TAREA A REALIZAR:
Por favor, reescribe solo los ítems que van desde el comienzo hasta la línea que contiene "icon: green chemistry", incluida, sustituyendo "label" por "caption" y sin cambiar nada más.

>>>>>

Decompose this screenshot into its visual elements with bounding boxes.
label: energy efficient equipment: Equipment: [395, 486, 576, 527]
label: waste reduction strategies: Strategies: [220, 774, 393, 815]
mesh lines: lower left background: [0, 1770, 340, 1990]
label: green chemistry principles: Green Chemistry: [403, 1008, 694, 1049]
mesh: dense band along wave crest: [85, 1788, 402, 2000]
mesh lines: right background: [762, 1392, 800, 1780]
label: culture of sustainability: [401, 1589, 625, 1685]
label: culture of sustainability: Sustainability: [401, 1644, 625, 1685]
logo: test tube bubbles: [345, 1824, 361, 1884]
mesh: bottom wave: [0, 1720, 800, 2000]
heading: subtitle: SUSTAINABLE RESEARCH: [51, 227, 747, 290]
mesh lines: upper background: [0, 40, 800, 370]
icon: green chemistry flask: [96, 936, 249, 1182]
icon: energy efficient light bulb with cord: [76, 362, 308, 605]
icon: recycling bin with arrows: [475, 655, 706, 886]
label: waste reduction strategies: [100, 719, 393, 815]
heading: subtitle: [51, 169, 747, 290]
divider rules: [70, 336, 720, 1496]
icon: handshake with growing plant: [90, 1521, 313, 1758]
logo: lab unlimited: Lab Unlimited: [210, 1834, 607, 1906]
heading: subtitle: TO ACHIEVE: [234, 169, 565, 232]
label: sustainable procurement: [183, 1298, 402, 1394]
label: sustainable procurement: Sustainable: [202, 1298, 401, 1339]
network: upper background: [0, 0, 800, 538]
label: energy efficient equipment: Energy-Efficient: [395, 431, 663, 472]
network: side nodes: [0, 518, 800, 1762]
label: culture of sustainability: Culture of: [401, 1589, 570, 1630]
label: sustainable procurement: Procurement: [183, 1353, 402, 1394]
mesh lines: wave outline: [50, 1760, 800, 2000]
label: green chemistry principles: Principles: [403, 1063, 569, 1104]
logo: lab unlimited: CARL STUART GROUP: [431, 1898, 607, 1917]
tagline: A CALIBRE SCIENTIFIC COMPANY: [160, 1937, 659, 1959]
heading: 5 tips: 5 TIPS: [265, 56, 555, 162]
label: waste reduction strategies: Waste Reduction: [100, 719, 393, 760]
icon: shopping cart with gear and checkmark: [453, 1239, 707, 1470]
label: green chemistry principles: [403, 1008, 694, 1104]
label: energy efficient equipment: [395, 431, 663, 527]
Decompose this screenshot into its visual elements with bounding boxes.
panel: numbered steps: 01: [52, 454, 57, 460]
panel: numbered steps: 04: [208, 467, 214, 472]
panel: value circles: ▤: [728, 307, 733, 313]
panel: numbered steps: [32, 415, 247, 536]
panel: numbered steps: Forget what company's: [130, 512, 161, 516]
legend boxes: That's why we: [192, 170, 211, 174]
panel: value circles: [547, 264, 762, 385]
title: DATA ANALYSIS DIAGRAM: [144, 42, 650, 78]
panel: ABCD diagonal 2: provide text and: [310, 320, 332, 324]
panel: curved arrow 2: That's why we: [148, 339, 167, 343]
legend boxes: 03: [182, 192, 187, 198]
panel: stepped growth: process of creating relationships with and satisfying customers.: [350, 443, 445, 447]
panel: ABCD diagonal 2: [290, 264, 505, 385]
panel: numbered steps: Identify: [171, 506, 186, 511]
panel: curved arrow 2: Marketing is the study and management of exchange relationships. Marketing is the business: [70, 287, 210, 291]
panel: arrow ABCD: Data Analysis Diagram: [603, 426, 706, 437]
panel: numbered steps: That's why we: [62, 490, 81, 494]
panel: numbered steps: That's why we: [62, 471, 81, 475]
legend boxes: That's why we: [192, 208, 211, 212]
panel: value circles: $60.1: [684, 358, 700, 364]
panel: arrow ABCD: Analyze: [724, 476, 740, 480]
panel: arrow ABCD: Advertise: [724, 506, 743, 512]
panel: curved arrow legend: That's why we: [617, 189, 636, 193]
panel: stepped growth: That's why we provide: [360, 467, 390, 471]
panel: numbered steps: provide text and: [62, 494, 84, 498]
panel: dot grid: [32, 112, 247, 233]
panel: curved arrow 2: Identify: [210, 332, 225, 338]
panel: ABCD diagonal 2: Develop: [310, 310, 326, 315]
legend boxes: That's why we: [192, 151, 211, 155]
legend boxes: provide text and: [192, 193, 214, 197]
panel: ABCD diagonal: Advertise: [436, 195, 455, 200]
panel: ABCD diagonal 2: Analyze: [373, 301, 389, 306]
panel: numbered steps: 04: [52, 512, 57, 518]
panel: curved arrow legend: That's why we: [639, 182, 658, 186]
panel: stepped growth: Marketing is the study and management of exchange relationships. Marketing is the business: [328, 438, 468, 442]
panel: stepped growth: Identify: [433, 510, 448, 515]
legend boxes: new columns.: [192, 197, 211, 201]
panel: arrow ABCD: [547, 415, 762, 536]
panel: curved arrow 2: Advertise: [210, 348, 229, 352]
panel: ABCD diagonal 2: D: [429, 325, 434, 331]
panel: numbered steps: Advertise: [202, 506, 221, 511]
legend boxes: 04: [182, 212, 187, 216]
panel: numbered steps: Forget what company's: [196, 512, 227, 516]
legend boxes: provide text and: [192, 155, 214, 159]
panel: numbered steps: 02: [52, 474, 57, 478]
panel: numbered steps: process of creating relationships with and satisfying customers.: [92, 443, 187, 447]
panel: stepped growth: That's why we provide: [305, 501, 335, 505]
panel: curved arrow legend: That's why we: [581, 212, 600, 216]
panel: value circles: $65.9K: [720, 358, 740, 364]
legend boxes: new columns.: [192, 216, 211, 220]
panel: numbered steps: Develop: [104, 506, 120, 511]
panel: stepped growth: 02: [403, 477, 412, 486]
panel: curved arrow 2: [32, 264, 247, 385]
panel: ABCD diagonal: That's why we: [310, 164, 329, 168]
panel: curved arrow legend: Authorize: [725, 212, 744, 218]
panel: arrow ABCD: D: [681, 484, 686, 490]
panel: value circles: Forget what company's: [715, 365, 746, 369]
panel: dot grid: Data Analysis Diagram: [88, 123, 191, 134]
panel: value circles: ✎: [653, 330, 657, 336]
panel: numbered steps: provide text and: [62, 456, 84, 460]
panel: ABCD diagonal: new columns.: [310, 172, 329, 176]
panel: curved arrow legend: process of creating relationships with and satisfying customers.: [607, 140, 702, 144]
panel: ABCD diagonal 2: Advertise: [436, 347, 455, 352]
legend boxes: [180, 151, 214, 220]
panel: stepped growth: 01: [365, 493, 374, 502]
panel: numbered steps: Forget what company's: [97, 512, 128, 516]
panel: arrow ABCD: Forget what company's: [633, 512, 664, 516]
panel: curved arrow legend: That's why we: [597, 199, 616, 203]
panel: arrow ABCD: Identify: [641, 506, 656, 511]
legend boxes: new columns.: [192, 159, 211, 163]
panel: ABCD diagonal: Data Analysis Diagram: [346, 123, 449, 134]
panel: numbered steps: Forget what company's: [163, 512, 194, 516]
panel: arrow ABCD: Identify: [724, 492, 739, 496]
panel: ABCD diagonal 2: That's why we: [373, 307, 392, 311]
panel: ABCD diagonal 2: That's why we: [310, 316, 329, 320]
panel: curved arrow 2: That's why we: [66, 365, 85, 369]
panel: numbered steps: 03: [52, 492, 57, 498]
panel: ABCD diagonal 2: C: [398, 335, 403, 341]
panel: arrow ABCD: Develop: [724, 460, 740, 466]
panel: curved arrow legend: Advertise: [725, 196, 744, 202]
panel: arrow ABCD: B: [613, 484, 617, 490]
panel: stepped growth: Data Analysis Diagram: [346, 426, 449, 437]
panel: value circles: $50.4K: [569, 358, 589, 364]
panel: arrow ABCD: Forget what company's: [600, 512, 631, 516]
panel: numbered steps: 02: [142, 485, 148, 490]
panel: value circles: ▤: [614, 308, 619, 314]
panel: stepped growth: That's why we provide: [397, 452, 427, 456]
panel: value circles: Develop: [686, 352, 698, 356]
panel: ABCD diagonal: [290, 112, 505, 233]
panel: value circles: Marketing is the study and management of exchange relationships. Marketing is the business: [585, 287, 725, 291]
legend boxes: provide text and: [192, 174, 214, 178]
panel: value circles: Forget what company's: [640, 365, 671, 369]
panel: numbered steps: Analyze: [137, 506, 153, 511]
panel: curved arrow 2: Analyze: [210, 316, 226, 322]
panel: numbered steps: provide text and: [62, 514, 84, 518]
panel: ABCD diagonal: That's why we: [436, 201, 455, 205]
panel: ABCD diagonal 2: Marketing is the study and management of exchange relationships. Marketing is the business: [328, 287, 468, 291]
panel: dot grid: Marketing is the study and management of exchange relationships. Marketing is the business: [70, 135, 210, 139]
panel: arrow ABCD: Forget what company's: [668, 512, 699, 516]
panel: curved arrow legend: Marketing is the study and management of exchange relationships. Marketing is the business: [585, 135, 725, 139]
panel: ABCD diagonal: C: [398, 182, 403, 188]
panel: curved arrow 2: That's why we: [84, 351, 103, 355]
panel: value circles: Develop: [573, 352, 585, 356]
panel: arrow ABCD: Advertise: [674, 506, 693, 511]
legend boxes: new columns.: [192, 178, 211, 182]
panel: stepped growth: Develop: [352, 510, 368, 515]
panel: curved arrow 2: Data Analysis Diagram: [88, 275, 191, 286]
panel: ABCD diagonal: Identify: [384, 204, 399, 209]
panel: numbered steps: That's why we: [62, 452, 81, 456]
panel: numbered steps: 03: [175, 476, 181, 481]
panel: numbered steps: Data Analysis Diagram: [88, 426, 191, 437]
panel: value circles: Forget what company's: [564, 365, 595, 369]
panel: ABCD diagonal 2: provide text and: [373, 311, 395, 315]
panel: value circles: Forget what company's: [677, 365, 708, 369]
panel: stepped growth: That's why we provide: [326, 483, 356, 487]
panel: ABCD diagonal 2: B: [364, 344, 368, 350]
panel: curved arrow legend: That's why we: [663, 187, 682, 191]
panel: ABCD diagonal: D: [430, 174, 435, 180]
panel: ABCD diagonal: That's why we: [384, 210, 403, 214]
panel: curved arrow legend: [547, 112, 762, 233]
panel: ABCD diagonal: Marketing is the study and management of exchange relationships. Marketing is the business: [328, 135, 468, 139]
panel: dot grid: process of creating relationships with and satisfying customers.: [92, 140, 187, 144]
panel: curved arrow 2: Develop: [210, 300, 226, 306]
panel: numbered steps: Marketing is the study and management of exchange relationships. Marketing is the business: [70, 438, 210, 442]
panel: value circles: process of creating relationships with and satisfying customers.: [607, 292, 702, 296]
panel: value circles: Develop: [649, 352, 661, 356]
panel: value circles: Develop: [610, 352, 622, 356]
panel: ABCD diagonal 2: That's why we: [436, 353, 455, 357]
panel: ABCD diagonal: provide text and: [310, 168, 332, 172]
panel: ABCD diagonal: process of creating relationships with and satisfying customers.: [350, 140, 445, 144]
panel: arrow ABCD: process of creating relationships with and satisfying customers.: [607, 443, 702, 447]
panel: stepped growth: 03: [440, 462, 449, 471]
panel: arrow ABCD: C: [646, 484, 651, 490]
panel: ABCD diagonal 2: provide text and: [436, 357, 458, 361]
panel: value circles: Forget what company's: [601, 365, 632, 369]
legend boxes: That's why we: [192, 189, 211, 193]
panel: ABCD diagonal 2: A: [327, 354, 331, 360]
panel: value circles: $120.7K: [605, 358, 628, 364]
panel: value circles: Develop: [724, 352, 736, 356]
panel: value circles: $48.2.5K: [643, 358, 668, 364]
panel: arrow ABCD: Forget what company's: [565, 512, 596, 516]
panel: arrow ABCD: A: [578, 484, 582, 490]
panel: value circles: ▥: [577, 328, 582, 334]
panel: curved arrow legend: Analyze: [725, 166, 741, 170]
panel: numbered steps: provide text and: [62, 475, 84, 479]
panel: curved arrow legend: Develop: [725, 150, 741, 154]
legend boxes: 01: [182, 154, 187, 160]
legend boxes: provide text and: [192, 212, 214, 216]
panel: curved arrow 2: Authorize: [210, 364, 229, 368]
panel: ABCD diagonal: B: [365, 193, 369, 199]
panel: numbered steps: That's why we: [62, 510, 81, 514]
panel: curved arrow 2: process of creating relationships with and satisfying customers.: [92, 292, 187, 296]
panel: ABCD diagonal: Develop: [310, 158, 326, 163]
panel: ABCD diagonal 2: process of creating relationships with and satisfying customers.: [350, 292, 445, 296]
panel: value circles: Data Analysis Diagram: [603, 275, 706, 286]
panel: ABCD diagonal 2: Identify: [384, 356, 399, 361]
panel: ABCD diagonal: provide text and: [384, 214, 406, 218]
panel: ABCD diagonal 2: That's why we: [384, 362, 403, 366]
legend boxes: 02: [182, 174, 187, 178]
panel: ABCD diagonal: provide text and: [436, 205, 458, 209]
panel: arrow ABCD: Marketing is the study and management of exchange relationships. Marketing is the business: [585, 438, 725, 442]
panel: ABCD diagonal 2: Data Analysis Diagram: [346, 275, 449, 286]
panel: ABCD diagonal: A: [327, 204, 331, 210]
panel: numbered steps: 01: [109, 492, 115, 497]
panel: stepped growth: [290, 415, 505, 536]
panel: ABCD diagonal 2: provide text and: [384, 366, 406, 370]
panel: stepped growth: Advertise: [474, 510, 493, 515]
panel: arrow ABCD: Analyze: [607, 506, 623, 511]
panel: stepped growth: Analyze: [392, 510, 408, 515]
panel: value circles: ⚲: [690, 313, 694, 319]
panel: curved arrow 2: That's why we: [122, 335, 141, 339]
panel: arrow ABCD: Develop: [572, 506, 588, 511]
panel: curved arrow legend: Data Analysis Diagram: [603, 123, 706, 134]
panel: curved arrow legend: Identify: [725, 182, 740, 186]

<<<<<

RESULTADO DEL EJERCICIO:
Decompose this screenshot into its visual elements with bounding boxes.
caption: energy efficient equipment: Equipment: [395, 486, 576, 527]
caption: waste reduction strategies: Strategies: [220, 774, 393, 815]
mesh lines: lower left background: [0, 1770, 340, 1990]
caption: green chemistry principles: Green Chemistry: [403, 1008, 694, 1049]
mesh: dense band along wave crest: [85, 1788, 402, 2000]
mesh lines: right background: [762, 1392, 800, 1780]
caption: culture of sustainability: [401, 1589, 625, 1685]
caption: culture of sustainability: Sustainability: [401, 1644, 625, 1685]
logo: test tube bubbles: [345, 1824, 361, 1884]
mesh: bottom wave: [0, 1720, 800, 2000]
heading: subtitle: SUSTAINABLE RESEARCH: [51, 227, 747, 290]
mesh lines: upper background: [0, 40, 800, 370]
icon: green chemistry flask: [96, 936, 249, 1182]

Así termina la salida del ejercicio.